▶ _What to do_
Will you output the entries below exactly, skipping every image they contain?

━━━

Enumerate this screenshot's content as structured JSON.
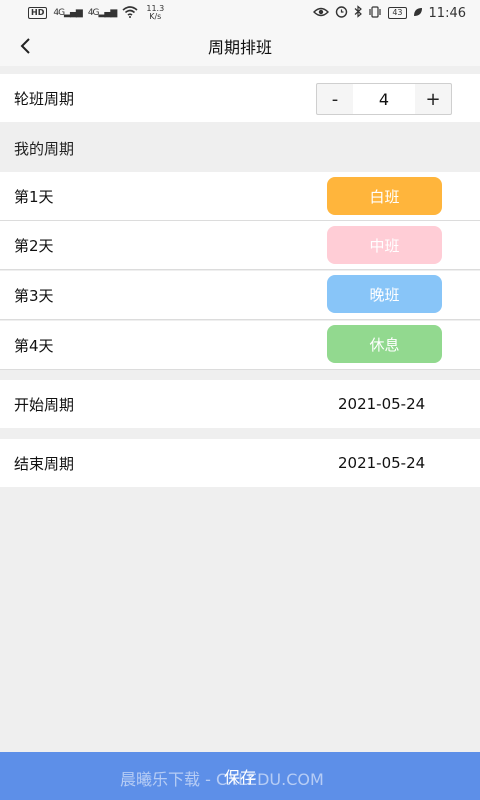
{
  "status_bar": {
    "hd": "HD",
    "signal1": "4G",
    "signal2": "4G",
    "speed_value": "11.3",
    "speed_unit": "K/s",
    "battery": "43",
    "time": "11:46"
  },
  "nav": {
    "title": "周期排班"
  },
  "period": {
    "label": "轮班周期",
    "minus": "-",
    "value": "4",
    "plus": "+"
  },
  "my_cycle_label": "我的周期",
  "days": [
    {
      "label": "第1天",
      "shift": "白班",
      "color": "#ffb53c"
    },
    {
      "label": "第2天",
      "shift": "中班",
      "color": "#ffcdd6"
    },
    {
      "label": "第3天",
      "shift": "晚班",
      "color": "#88c5f8"
    },
    {
      "label": "第4天",
      "shift": "休息",
      "color": "#92d98f"
    }
  ],
  "start": {
    "label": "开始周期",
    "value": "2021-05-24"
  },
  "end": {
    "label": "结束周期",
    "value": "2021-05-24"
  },
  "save_label": "保存",
  "watermark": "晨曦乐下载 - CXLEDU.COM"
}
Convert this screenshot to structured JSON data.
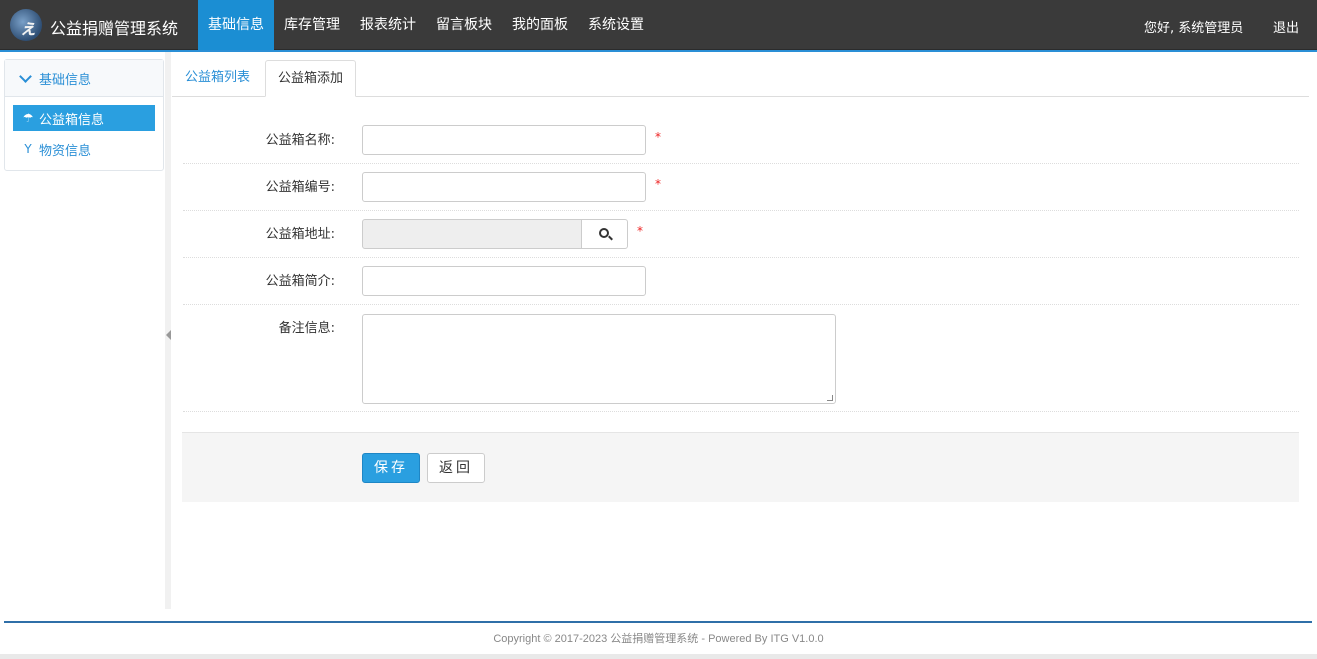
{
  "app": {
    "title": "公益捐赠管理系统",
    "logo_icon": "runner-logo-icon"
  },
  "nav": {
    "items": [
      "基础信息",
      "库存管理",
      "报表统计",
      "留言板块",
      "我的面板",
      "系统设置"
    ],
    "active": "基础信息"
  },
  "user": {
    "greeting": "您好, 系统管理员",
    "logout": "退出"
  },
  "sidebar": {
    "section_title": "基础信息",
    "items": [
      {
        "label": "公益箱信息",
        "icon": "umbrella-icon",
        "active": true
      },
      {
        "label": "物资信息",
        "icon": "filter-icon",
        "active": false
      }
    ]
  },
  "tabs": [
    {
      "label": "公益箱列表",
      "active": false
    },
    {
      "label": "公益箱添加",
      "active": true
    }
  ],
  "form": {
    "name_label": "公益箱名称:",
    "name_value": "",
    "code_label": "公益箱编号:",
    "code_value": "",
    "address_label": "公益箱地址:",
    "address_value": "",
    "intro_label": "公益箱简介:",
    "intro_value": "",
    "remark_label": "备注信息:",
    "remark_value": "",
    "required_mark": "*"
  },
  "actions": {
    "save": "保存",
    "back": "返回"
  },
  "footer": {
    "text": "Copyright © 2017-2023 公益捐赠管理系统 - Powered By ITG V1.0.0"
  },
  "colors": {
    "topbar": "#3a3a3a",
    "accent": "#2a9fe0",
    "nav_active": "#1b8ed3",
    "required": "#e22222"
  }
}
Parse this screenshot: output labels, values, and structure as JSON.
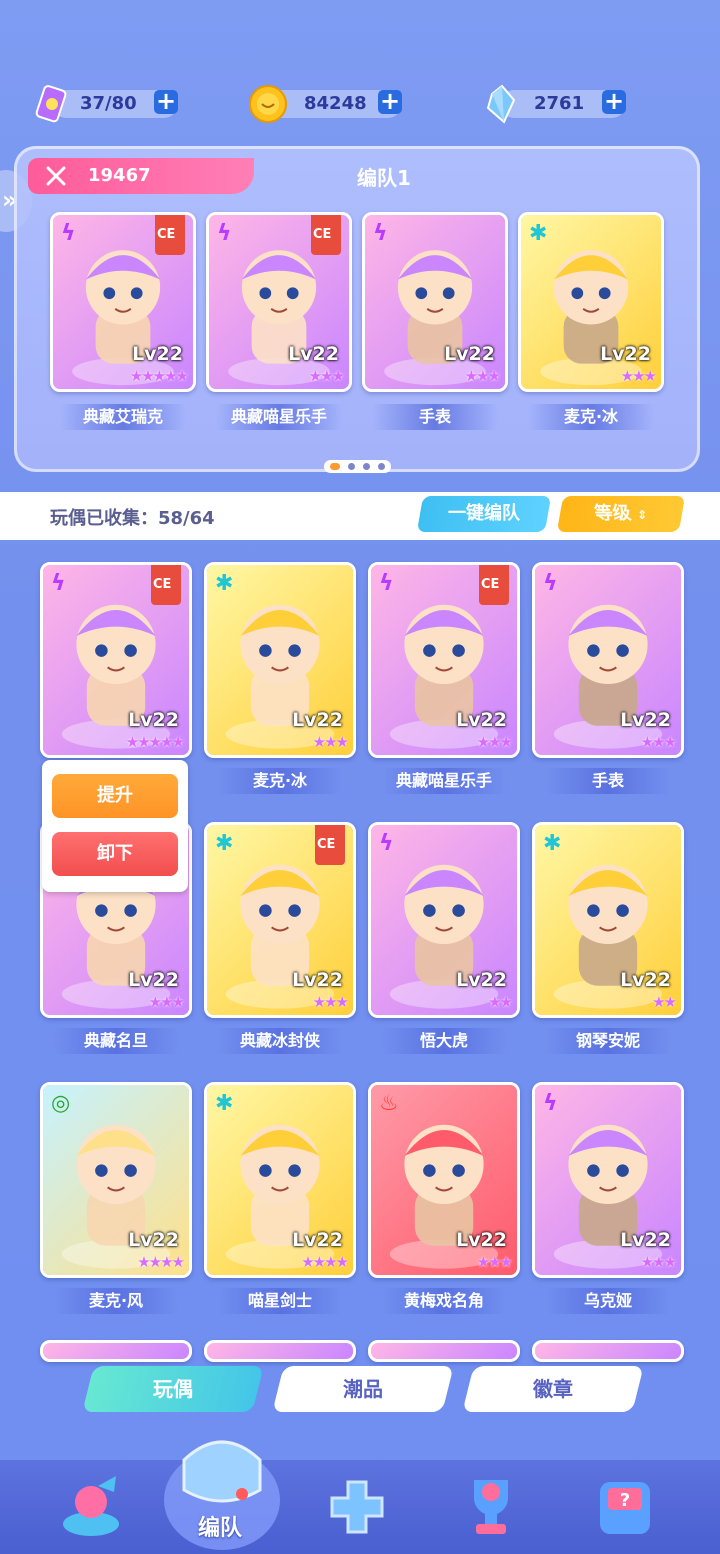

━━━

▶ _Response_
Enumerate this screenshot's content as structured JSON.
{
  "status_bar": {
    "hd": "HD",
    "signal1": "4G",
    "signal2": "4G",
    "speed_value": "11.3",
    "speed_unit": "K/s",
    "battery": "43",
    "time": "11:46"
  },
  "nav": {
    "title": "周期排班"
  },
  "period": {
    "label": "轮班周期",
    "minus": "-",
    "value": "4",
    "plus": "+"
  },
  "my_cycle_label": "我的周期",
  "days": [
    {
      "label": "第1天",
      "shift": "白班",
      "color": "#ffb53c"
    },
    {
      "label": "第2天",
      "shift": "中班",
      "color": "#ffcdd6"
    },
    {
      "label": "第3天",
      "shift": "晚班",
      "color": "#88c5f8"
    },
    {
      "label": "第4天",
      "shift": "休息",
      "color": "#92d98f"
    }
  ],
  "start": {
    "label": "开始周期",
    "value": "2021-05-24"
  },
  "end": {
    "label": "结束周期",
    "value": "2021-05-24"
  },
  "save_label": "保存",
  "watermark": "晨曦乐下载 - CXLEDU.COM"
}
Convert this screenshot to structured JSON data.
{
  "app": {
    "title": "公益捐赠管理系统",
    "logo_icon": "runner-logo-icon"
  },
  "nav": {
    "items": [
      "基础信息",
      "库存管理",
      "报表统计",
      "留言板块",
      "我的面板",
      "系统设置"
    ],
    "active": "基础信息"
  },
  "user": {
    "greeting": "您好, 系统管理员",
    "logout": "退出"
  },
  "sidebar": {
    "section_title": "基础信息",
    "items": [
      {
        "label": "公益箱信息",
        "icon": "umbrella-icon",
        "active": true
      },
      {
        "label": "物资信息",
        "icon": "filter-icon",
        "active": false
      }
    ]
  },
  "tabs": [
    {
      "label": "公益箱列表",
      "active": false
    },
    {
      "label": "公益箱添加",
      "active": true
    }
  ],
  "form": {
    "name_label": "公益箱名称:",
    "name_value": "",
    "code_label": "公益箱编号:",
    "code_value": "",
    "address_label": "公益箱地址:",
    "address_value": "",
    "intro_label": "公益箱简介:",
    "intro_value": "",
    "remark_label": "备注信息:",
    "remark_value": "",
    "required_mark": "*"
  },
  "actions": {
    "save": "保存",
    "back": "返回"
  },
  "footer": {
    "text": "Copyright © 2017-2023 公益捐赠管理系统 - Powered By ITG V1.0.0"
  },
  "colors": {
    "topbar": "#3a3a3a",
    "accent": "#2a9fe0",
    "nav_active": "#1b8ed3",
    "required": "#e22222"
  }
}
Parse this screenshot: output labels, values, and structure as JSON.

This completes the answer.